### [YOUR TASK]
Below are the records. List every line holding the word "system".

### [RECORDS SUPPLIED]
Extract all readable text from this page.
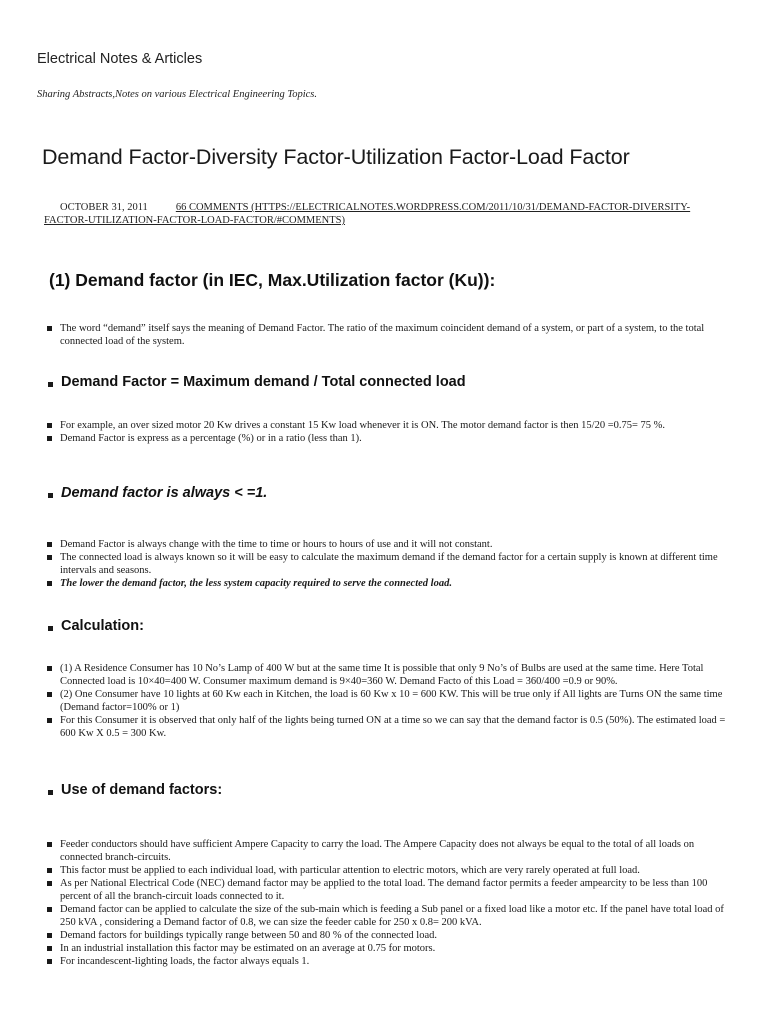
Electrical Notes & Articles

Sharing Abstracts,Notes on various Electrical Engineering Topics.

Demand Factor-Diversity Factor-Utilization Factor-Load Factor

OCTOBER 31, 2011	66 COMMENTS (HTTPS://ELECTRICALNOTES.WORDPRESS.COM/2011/10/31/DEMAND-FACTOR-DIVERSITY-FACTOR-UTILIZATION-FACTOR-LOAD-FACTOR/#COMMENTS)

(1) Demand factor (in IEC, Max.Utilization factor (Ku)):
The word “demand” itself says the meaning of Demand Factor. The ratio of the maximum coincident demand of a system, or part of a system, to the total connected load of the system.
Demand Factor = Maximum demand / Total connected load
For example, an over sized motor 20 Kw drives a constant 15 Kw load whenever it is ON. The motor demand factor is then 15/20 =0.75= 75 %.
Demand Factor is express as a percentage (%) or in a ratio (less than 1).
Demand factor is always < =1.
Demand Factor is always change with the time to time or hours to hours of use and it will not constant.
The connected load is always known so it will be easy to calculate the maximum demand if the demand factor for a certain supply is known at different time intervals and seasons.
The lower the demand factor, the less system capacity required to serve the connected load.
Calculation:
(1) A Residence Consumer has 10 No’s Lamp of 400 W but at the same time It is possible that only 9 No’s of Bulbs are used at the same time. Here Total Connected load is 10×40=400 W. Consumer maximum demand is 9×40=360 W. Demand Facto of this Load = 360/400 =0.9 or 90%.
(2) One Consumer have 10 lights at 60 Kw each in Kitchen, the load is 60 Kw x 10 = 600 KW. This will be true only if All lights are Turns ON the same time (Demand factor=100% or 1)
For this Consumer it is observed that only half of the lights being turned ON at a time so we can say that the demand factor is 0.5 (50%). The estimated load = 600 Kw X 0.5 = 300 Kw.
Use of demand factors:
Feeder conductors should have sufficient Ampere Capacity to carry the load. The Ampere Capacity does not always be equal to the total of all loads on connected branch-circuits.
This factor must be applied to each individual load, with particular attention to electric motors, which are very rarely operated at full load.
As per National Electrical Code (NEC) demand factor may be applied to the total load. The demand factor permits a feeder ampearcity to be less than 100 percent of all the branch-circuit loads connected to it.
Demand factor can be applied to calculate the size of the sub-main which is feeding a Sub panel or a fixed load like a motor etc. If the panel have total load of 250 kVA , considering a Demand factor of 0.8, we can size the feeder cable for 250 x 0.8= 200 kVA.
Demand factors for buildings typically range between 50 and 80 % of the connected load.
In an industrial installation this factor may be estimated on an average at 0.75 for motors.
For incandescent-lighting loads, the factor always equals 1.
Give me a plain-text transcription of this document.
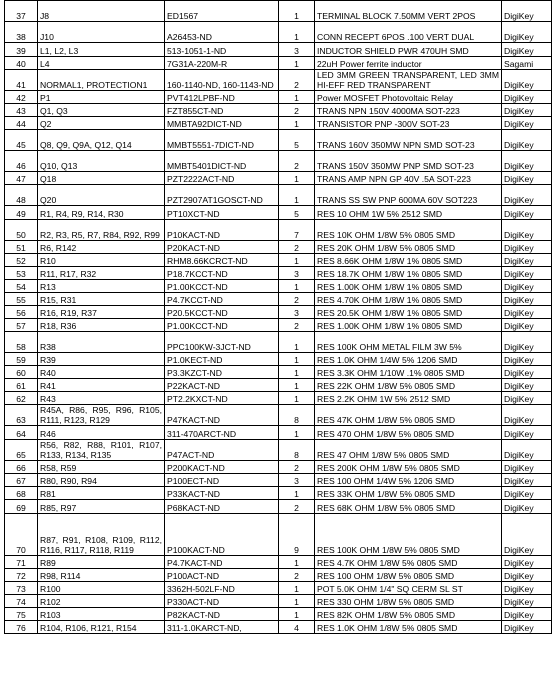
37	J8	ED1567	1	TERMINAL BLOCK 7.50MM VERT 2POS	DigiKey
38	J10	A26453-ND	1	CONN RECEPT 6POS .100 VERT DUAL	DigiKey
39	L1, L2, L3	513-1051-1-ND	3	INDUCTOR SHIELD PWR 470UH SMD	DigiKey
40	L4	7G31A-220M-R	1	22uH Power ferrite inductor	Sagami
41	NORMAL1, PROTECTION1	160-1140-ND, 160-1143-ND	2	LED 3MM GREEN TRANSPARENT, LED 3MM HI-EFF RED TRANSPARENT	DigiKey
42	P1	PVT412LPBF-ND	1	Power MOSFET Photovoltaic Relay	DigiKey
43	Q1, Q3	FZT855CT-ND	2	TRANS NPN 150V 4000MA SOT-223	DigiKey
44	Q2	MMBTA92DICT-ND	1	TRANSISTOR PNP -300V SOT-23	DigiKey
45	Q8, Q9, Q9A, Q12, Q14	MMBT5551-7DICT-ND	5	TRANS 160V 350MW NPN SMD SOT-23	DigiKey
46	Q10, Q13	MMBT5401DICT-ND	2	TRANS 150V 350MW PNP SMD SOT-23	DigiKey
47	Q18	PZT2222ACT-ND	1	TRANS AMP NPN GP 40V .5A SOT-223	DigiKey
48	Q20	PZT2907AT1GOSCT-ND	1	TRANS SS SW PNP 600MA 60V SOT223	DigiKey
49	R1, R4, R9, R14, R30	PT10XCT-ND	5	RES 10 OHM 1W 5% 2512 SMD	DigiKey
50	R2, R3, R5, R7, R84, R92, R99	P10KACT-ND	7	RES 10K OHM 1/8W 5% 0805 SMD	DigiKey
51	R6, R142	P20KACT-ND	2	RES 20K OHM 1/8W 5% 0805 SMD	DigiKey
52	R10	RHM8.66KCRCT-ND	1	RES 8.66K OHM 1/8W 1% 0805 SMD	DigiKey
53	R11, R17, R32	P18.7KCCT-ND	3	RES 18.7K OHM 1/8W 1% 0805 SMD	DigiKey
54	R13	P1.00KCCT-ND	1	RES 1.00K OHM 1/8W 1% 0805 SMD	DigiKey
55	R15, R31	P4.7KCCT-ND	2	RES 4.70K OHM 1/8W 1% 0805 SMD	DigiKey
56	R16, R19, R37	P20.5KCCT-ND	3	RES 20.5K OHM 1/8W 1% 0805 SMD	DigiKey
57	R18, R36	P1.00KCCT-ND	2	RES 1.00K OHM 1/8W 1% 0805 SMD	DigiKey
58	R38	PPC100KW-3JCT-ND	1	RES 100K OHM METAL FILM 3W 5%	DigiKey
59	R39	P1.0KECT-ND	1	RES 1.0K OHM 1/4W 5% 1206 SMD	DigiKey
60	R40	P3.3KZCT-ND	1	RES 3.3K OHM 1/10W .1% 0805 SMD	DigiKey
61	R41	P22KACT-ND	1	RES 22K OHM 1/8W 5% 0805 SMD	DigiKey
62	R43	PT2.2KXCT-ND	1	RES 2.2K OHM 1W 5% 2512 SMD	DigiKey
63	R45A, R86, R95, R96, R105, R111, R123, R129	P47KACT-ND	8	RES 47K OHM 1/8W 5% 0805 SMD	DigiKey
64	R46	311-470ARCT-ND	1	RES 470 OHM 1/8W 5% 0805 SMD	DigiKey
65	R56, R82, R88, R101, R107, R133, R134, R135	P47ACT-ND	8	RES 47 OHM 1/8W 5% 0805 SMD	DigiKey
66	R58, R59	P200KACT-ND	2	RES 200K OHM 1/8W 5% 0805 SMD	DigiKey
67	R80, R90, R94	P100ECT-ND	3	RES 100 OHM 1/4W 5% 1206 SMD	DigiKey
68	R81	P33KACT-ND	1	RES 33K OHM 1/8W 5% 0805 SMD	DigiKey
69	R85, R97	P68KACT-ND	2	RES 68K OHM 1/8W 5% 0805 SMD	DigiKey
70	R87, R91, R108, R109, R112, R116, R117, R118, R119	P100KACT-ND	9	RES 100K OHM 1/8W 5% 0805 SMD	DigiKey
71	R89	P4.7KACT-ND	1	RES 4.7K OHM 1/8W 5% 0805 SMD	DigiKey
72	R98, R114	P100ACT-ND	2	RES 100 OHM 1/8W 5% 0805 SMD	DigiKey
73	R100	3362H-502LF-ND	1	POT 5.0K OHM 1/4" SQ CERM SL ST	DigiKey
74	R102	P330ACT-ND	1	RES 330 OHM 1/8W 5% 0805 SMD	DigiKey
75	R103	P82KACT-ND	1	RES 82K OHM 1/8W 5% 0805 SMD	DigiKey
76	R104, R106, R121, R154	311-1.0KARCT-ND,	4	RES 1.0K OHM 1/8W 5% 0805 SMD	DigiKey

### [ANSWER BELOW]
The word “demand” itself says the meaning of Demand Factor. The ratio of the maximum coincident demand of a system, or part of a system, to the total connected load of the system.
The lower the demand factor, the less system capacity required to serve the connected load.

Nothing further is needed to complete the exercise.